> _Provided information_:
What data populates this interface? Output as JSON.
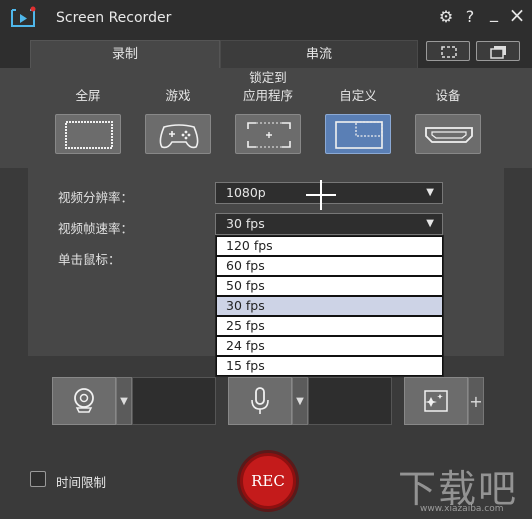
{
  "app": {
    "title": "Screen Recorder",
    "accent": "#5a7fb5",
    "rec_color": "#c41b1b"
  },
  "titlebar": {
    "icons": [
      "gear-icon",
      "help-icon",
      "minimize-icon",
      "close-icon"
    ],
    "help": "?",
    "minimize": "_",
    "close": "×"
  },
  "tabs": [
    {
      "label": "录制",
      "active": true
    },
    {
      "label": "串流",
      "active": false
    }
  ],
  "modes": [
    {
      "label": "全屏",
      "icon": "fullscreen-icon"
    },
    {
      "label": "游戏",
      "icon": "gamepad-icon"
    },
    {
      "label": "锁定到\n应用程序",
      "line1": "锁定到",
      "line2": "应用程序",
      "icon": "lock-app-icon"
    },
    {
      "label": "自定义",
      "icon": "custom-area-icon",
      "selected": true
    },
    {
      "label": "设备",
      "icon": "hdmi-device-icon"
    }
  ],
  "settings": {
    "resolution_label": "视频分辨率：",
    "resolution_value": "1080p",
    "fps_label": "视频帧速率：",
    "fps_value": "30 fps",
    "mouse_label": "单击鼠标：",
    "fps_options": [
      "120 fps",
      "60 fps",
      "50 fps",
      "30 fps",
      "25 fps",
      "24 fps",
      "15 fps"
    ],
    "fps_selected_index": 3
  },
  "devices": {
    "webcam_icon": "webcam-icon",
    "mic_icon": "microphone-icon",
    "effects_icon": "effects-icon",
    "add": "+"
  },
  "bottom": {
    "time_limit_label": "时间限制",
    "rec_label": "REC"
  },
  "watermark": {
    "text": "下载吧",
    "url": "www.xiazaiba.com"
  }
}
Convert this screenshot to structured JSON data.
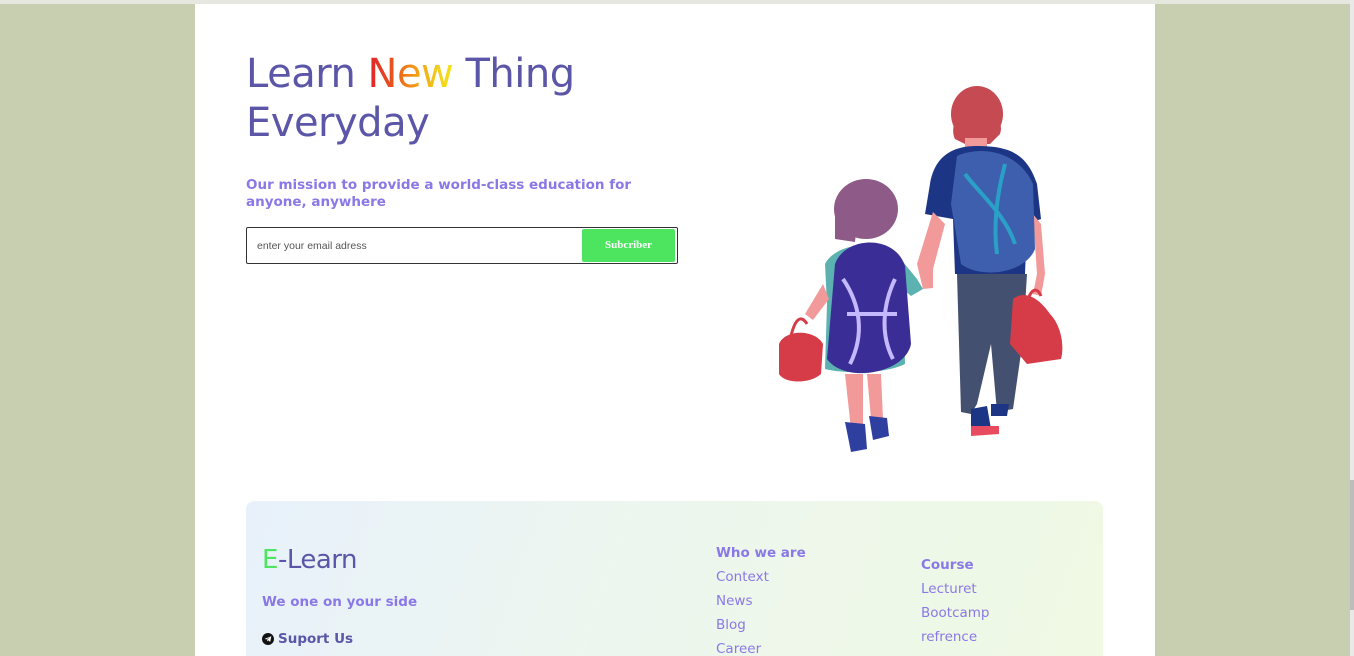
{
  "hero": {
    "title_part1": "Learn ",
    "title_highlight": "New",
    "title_part2": " Thing",
    "title_line2": "Everyday",
    "mission": "Our mission to provide a world-class education for anyone, anywhere"
  },
  "subscribe": {
    "placeholder": "enter your email adress",
    "button_label": "Subcriber"
  },
  "footer": {
    "brand_first": "E",
    "brand_rest": "-Learn",
    "tagline": "We one on your side",
    "support_label": "Suport Us",
    "col1": {
      "heading": "Who we are",
      "links": [
        "Context",
        "News",
        "Blog",
        "Career"
      ]
    },
    "col2": {
      "heading": "Course",
      "links": [
        "Lecturet",
        "Bootcamp",
        "refrence"
      ]
    }
  },
  "colors": {
    "background": "#c8ceb0",
    "primary": "#5b56a8",
    "accent_purple": "#8a78e6",
    "accent_green": "#4de45f"
  },
  "icons": {
    "support": "telegram-icon",
    "illustration": "children-walking-illustration"
  }
}
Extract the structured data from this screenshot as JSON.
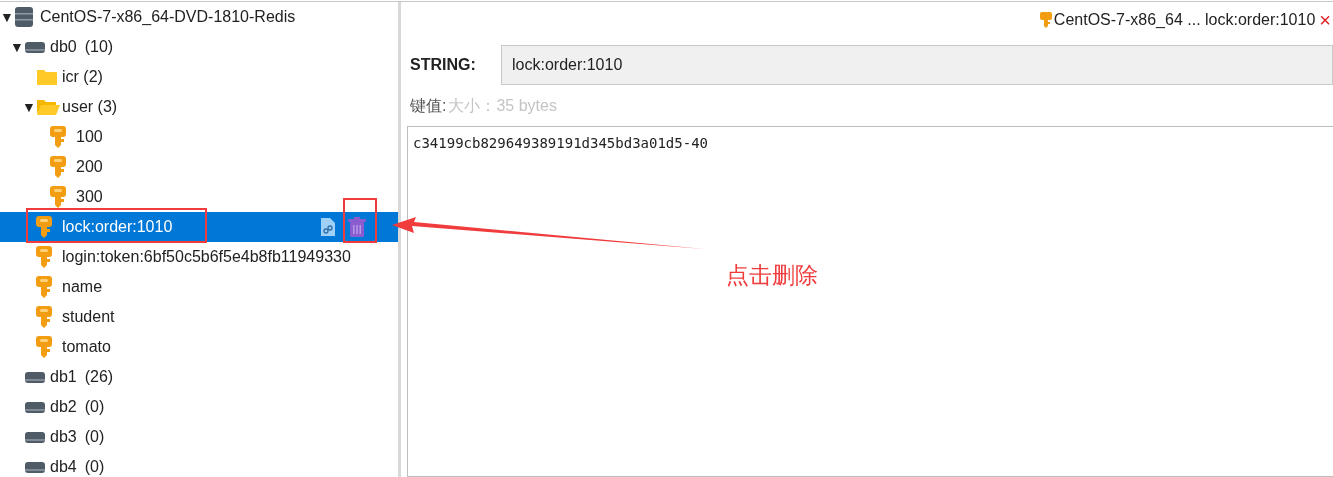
{
  "tree": {
    "label": "CentOS-7-x86_64-DVD-1810-Redis",
    "kind": "server",
    "expanded": true,
    "toggle": "▼",
    "selected": false,
    "children": [
      {
        "label": "db0",
        "count": "(10)",
        "kind": "db",
        "expanded": true,
        "toggle": "▼",
        "selected": false,
        "children": [
          {
            "label": "icr (2)",
            "kind": "folder",
            "selected": false
          },
          {
            "label": "user (3)",
            "kind": "folder",
            "expanded": true,
            "toggle": "▼",
            "selected": false,
            "children": [
              {
                "label": "100",
                "kind": "key",
                "selected": false
              },
              {
                "label": "200",
                "kind": "key",
                "selected": false
              },
              {
                "label": "300",
                "kind": "key",
                "selected": false
              }
            ]
          },
          {
            "label": "lock:order:1010",
            "kind": "key",
            "selected": true
          },
          {
            "label": "login:token:6bf50c5b6f5e4b8fb11949330",
            "kind": "key",
            "selected": false
          },
          {
            "label": "name",
            "kind": "key",
            "selected": false
          },
          {
            "label": "student",
            "kind": "key",
            "selected": false
          },
          {
            "label": "tomato",
            "kind": "key",
            "selected": false
          }
        ]
      },
      {
        "label": "db1",
        "count": "(26)",
        "kind": "db",
        "selected": false
      },
      {
        "label": "db2",
        "count": "(0)",
        "kind": "db",
        "selected": false
      },
      {
        "label": "db3",
        "count": "(0)",
        "kind": "db",
        "selected": false
      },
      {
        "label": "db4",
        "count": "(0)",
        "kind": "db",
        "selected": false
      }
    ]
  },
  "tab": {
    "title": "CentOS-7-x86_64 ... lock:order:1010",
    "close": "×"
  },
  "editor": {
    "type_label": "STRING:",
    "key_name": "lock:order:1010",
    "value_label": "键值:",
    "size": "大小：35 bytes",
    "value": "c34199cb829649389191d345bd3a01d5-40"
  },
  "annotation": {
    "text": "点击删除"
  }
}
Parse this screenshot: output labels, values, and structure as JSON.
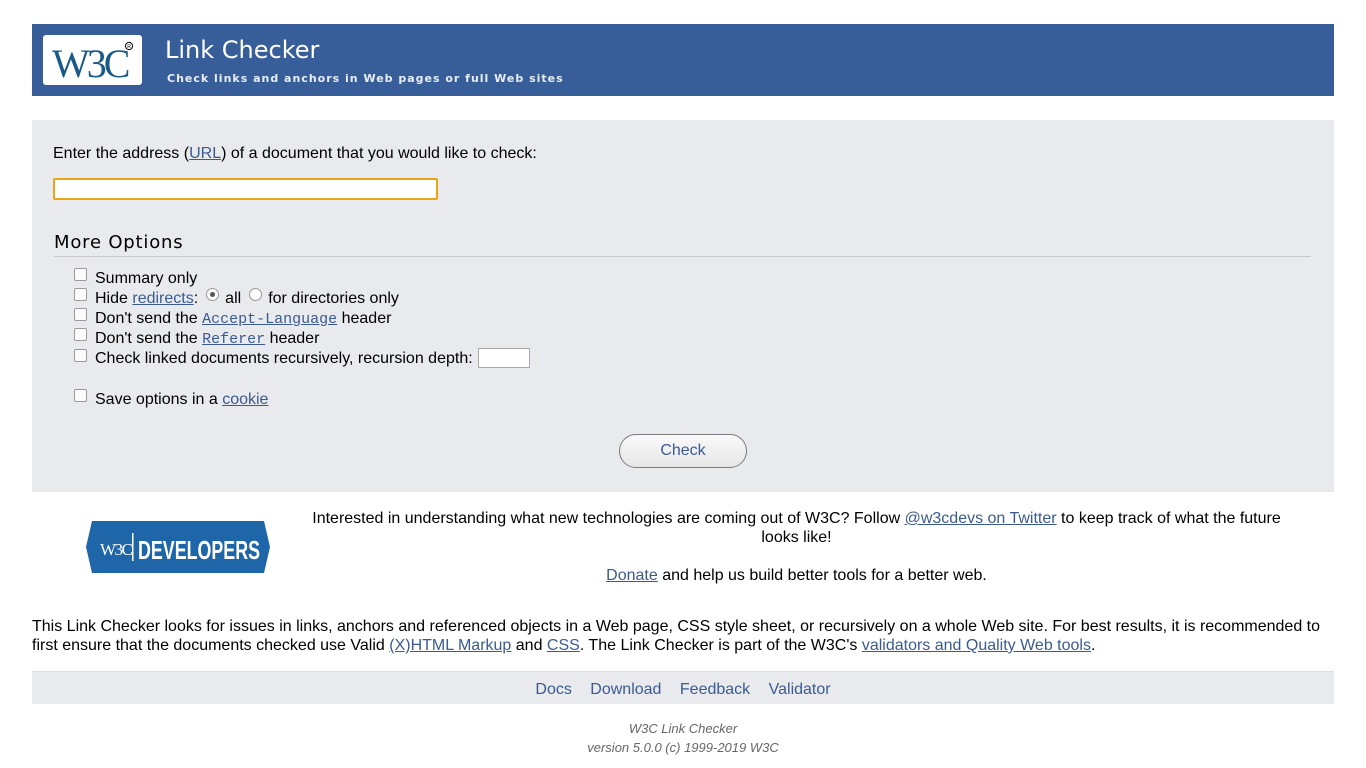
{
  "header": {
    "logo_text": "W3C",
    "title": "Link Checker",
    "subtitle": "Check links and anchors in Web pages or full Web sites"
  },
  "form": {
    "prompt_before": "Enter the address (",
    "prompt_link": "URL",
    "prompt_after": ") of a document that you would like to check:",
    "url_value": "",
    "more_options_title": "More Options",
    "options": {
      "summary_only": "Summary only",
      "hide_label": "Hide ",
      "hide_link": "redirects",
      "hide_colon": ":",
      "radio_all": "all",
      "radio_dirs": "for directories only",
      "accept_before": "Don't send the ",
      "accept_link": "Accept-Language",
      "accept_after": " header",
      "referer_before": "Don't send the ",
      "referer_link": "Referer",
      "referer_after": " header",
      "recursive_label": "Check linked documents recursively, recursion depth:",
      "recursion_depth": "",
      "save_before": "Save options in a ",
      "save_link": "cookie"
    },
    "check_button": "Check"
  },
  "promo": {
    "logo_text": "W3C DEVELOPERS",
    "text_before": "Interested in understanding what new technologies are coming out of W3C? Follow ",
    "twitter_link": "@w3cdevs on Twitter",
    "text_after": " to keep track of what the future looks like!",
    "donate_link": "Donate",
    "donate_after": " and help us build better tools for a better web."
  },
  "about": {
    "part1": "This Link Checker looks for issues in links, anchors and referenced objects in a Web page, CSS style sheet, or recursively on a whole Web site. For best results, it is recommended to first ensure that the documents checked use Valid ",
    "markup_link": "(X)HTML Markup",
    "and": " and ",
    "css_link": "CSS",
    "part2": ". The Link Checker is part of the W3C's ",
    "tools_link": "validators and Quality Web tools",
    "end": "."
  },
  "footer": {
    "nav": [
      "Docs",
      "Download",
      "Feedback",
      "Validator"
    ],
    "line1": "W3C Link Checker",
    "line2": "version 5.0.0 (c) 1999-2019 W3C"
  },
  "colors": {
    "banner": "#375e99",
    "panel": "#e9eaee",
    "link": "#3b5b8f",
    "input_focus": "#e8a617",
    "dev_logo": "#1e66a8"
  }
}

> _Instructions for the task_: Give the number of lines in the entries that hold the word "send", and nothing else.

> _Output for this exercise_: 2